[Records supplied]:

___

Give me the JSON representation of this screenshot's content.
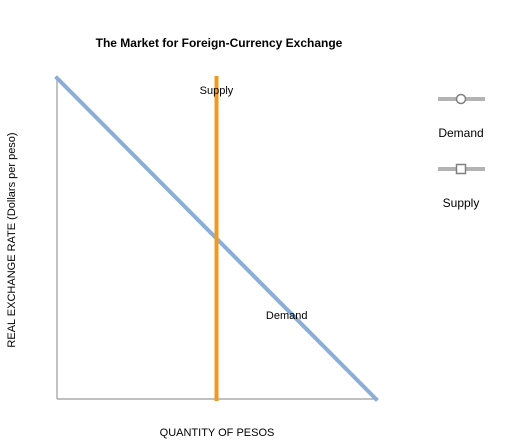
{
  "chart_data": {
    "type": "line",
    "title": "The Market for Foreign-Currency Exchange",
    "xlabel": "QUANTITY OF PESOS",
    "ylabel": "REAL EXCHANGE RATE (Dollars per peso)",
    "xlim": [
      0,
      1
    ],
    "ylim": [
      0,
      1
    ],
    "grid": false,
    "legend_position": "right",
    "series": [
      {
        "name": "Demand",
        "color": "#8aaed6",
        "marker": "circle",
        "points": [
          [
            0,
            1
          ],
          [
            1,
            0
          ]
        ],
        "label": "Demand",
        "label_at": [
          0.72,
          0.25
        ]
      },
      {
        "name": "Supply",
        "color": "#f19a1f",
        "marker": "square",
        "points": [
          [
            0.5,
            0
          ],
          [
            0.5,
            1
          ]
        ],
        "label": "Supply",
        "label_at": [
          0.5,
          0.95
        ]
      }
    ]
  }
}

___

[Short exercise]: Write the full listing out again with every line unchanged, but include no pictures.

[Completed exercise]:
Give me the JSON representation of this screenshot's content.
{
  "chart_data": {
    "type": "line",
    "title": "The Market for Foreign-Currency Exchange",
    "xlabel": "QUANTITY OF PESOS",
    "ylabel": "REAL EXCHANGE RATE (Dollars per peso)",
    "xlim": [
      0,
      1
    ],
    "ylim": [
      0,
      1
    ],
    "grid": false,
    "legend_position": "right",
    "series": [
      {
        "name": "Demand",
        "color": "#8aaed6",
        "marker": "circle",
        "points": [
          [
            0,
            1
          ],
          [
            1,
            0
          ]
        ],
        "label": "Demand",
        "label_at": [
          0.72,
          0.25
        ]
      },
      {
        "name": "Supply",
        "color": "#f19a1f",
        "marker": "square",
        "points": [
          [
            0.5,
            0
          ],
          [
            0.5,
            1
          ]
        ],
        "label": "Supply",
        "label_at": [
          0.5,
          0.95
        ]
      }
    ]
  }
}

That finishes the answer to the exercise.